▸ Collected data entries
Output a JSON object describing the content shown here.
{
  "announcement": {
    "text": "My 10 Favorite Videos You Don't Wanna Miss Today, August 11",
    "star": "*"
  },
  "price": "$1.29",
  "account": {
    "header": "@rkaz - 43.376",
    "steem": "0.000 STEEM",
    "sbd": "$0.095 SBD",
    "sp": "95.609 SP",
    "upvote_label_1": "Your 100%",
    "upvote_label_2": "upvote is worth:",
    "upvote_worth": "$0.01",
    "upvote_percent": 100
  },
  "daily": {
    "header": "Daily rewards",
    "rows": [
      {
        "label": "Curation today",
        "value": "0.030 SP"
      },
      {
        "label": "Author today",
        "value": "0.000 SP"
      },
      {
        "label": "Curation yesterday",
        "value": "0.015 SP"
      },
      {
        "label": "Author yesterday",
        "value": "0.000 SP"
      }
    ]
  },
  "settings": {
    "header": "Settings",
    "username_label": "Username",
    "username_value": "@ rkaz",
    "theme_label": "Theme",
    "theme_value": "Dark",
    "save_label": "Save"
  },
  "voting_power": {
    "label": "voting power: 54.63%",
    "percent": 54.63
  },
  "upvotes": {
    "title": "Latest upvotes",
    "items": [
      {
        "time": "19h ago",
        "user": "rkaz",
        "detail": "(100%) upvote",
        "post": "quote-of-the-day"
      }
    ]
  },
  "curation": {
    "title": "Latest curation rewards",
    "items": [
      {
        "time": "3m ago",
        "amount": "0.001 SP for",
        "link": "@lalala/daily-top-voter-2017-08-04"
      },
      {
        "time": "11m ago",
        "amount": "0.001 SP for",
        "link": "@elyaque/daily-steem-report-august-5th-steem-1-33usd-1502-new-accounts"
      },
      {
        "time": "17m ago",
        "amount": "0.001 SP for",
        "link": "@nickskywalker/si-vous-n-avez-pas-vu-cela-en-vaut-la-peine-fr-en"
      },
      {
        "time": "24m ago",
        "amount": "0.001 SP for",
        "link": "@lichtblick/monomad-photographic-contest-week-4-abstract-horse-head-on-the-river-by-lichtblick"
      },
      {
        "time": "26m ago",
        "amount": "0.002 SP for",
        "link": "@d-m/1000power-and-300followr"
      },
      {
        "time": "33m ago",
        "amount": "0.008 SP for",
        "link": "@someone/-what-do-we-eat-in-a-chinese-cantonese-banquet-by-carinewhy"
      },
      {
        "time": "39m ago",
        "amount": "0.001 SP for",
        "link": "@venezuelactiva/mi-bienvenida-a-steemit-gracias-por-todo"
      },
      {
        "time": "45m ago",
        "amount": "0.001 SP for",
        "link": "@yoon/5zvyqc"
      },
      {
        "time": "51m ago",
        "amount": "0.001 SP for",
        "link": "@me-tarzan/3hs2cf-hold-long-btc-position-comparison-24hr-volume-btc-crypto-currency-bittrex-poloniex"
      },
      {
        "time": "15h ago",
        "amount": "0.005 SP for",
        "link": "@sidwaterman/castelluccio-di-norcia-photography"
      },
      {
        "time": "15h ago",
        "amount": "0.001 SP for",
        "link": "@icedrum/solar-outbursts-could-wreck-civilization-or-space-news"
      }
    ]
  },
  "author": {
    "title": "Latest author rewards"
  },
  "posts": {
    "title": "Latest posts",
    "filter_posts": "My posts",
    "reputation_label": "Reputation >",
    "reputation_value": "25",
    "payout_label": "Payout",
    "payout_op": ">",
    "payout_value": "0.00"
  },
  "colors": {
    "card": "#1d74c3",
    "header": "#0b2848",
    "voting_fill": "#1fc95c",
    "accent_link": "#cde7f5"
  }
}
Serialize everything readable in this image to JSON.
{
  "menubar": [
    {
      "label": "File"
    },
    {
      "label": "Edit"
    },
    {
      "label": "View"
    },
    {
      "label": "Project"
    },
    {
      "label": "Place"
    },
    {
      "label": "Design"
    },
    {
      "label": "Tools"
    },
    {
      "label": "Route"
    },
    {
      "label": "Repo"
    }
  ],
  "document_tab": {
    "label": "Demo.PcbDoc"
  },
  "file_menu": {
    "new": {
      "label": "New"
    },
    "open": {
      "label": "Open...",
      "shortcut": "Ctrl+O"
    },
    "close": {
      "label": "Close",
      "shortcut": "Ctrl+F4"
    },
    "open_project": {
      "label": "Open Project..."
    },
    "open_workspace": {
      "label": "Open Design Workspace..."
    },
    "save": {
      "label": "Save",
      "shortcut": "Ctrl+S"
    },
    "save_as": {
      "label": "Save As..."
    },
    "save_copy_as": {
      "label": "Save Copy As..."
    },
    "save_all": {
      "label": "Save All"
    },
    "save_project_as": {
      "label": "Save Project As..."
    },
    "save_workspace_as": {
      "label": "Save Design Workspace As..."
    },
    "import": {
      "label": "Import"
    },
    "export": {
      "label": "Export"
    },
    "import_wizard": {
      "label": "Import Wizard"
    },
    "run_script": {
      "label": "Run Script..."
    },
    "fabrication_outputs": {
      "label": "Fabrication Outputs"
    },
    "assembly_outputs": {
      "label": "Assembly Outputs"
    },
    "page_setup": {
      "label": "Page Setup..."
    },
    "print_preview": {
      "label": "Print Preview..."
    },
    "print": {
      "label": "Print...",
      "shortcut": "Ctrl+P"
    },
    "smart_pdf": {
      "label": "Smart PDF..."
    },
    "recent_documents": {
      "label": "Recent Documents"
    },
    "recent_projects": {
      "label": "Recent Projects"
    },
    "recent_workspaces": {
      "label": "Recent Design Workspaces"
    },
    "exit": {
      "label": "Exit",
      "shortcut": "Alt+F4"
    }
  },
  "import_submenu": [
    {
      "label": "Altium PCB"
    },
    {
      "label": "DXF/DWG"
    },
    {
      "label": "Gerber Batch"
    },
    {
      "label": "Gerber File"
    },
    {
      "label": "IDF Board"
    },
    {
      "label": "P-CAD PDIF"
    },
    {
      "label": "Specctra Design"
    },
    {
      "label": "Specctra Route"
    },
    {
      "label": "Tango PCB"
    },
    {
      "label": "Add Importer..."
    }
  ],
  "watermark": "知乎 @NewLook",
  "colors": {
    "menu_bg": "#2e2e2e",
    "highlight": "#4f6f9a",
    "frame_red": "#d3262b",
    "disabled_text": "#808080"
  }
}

▸ THE TASK
Show each line of the data that contains the string "time".

▸ EXERCISE RESPONSE
        "time": "19h ago",
        "time": "3m ago",
        "time": "11m ago",
        "time": "17m ago",
        "time": "24m ago",
        "time": "26m ago",
        "time": "33m ago",
        "time": "39m ago",
        "time": "45m ago",
        "time": "51m ago",
        "time": "15h ago",
        "time": "15h ago",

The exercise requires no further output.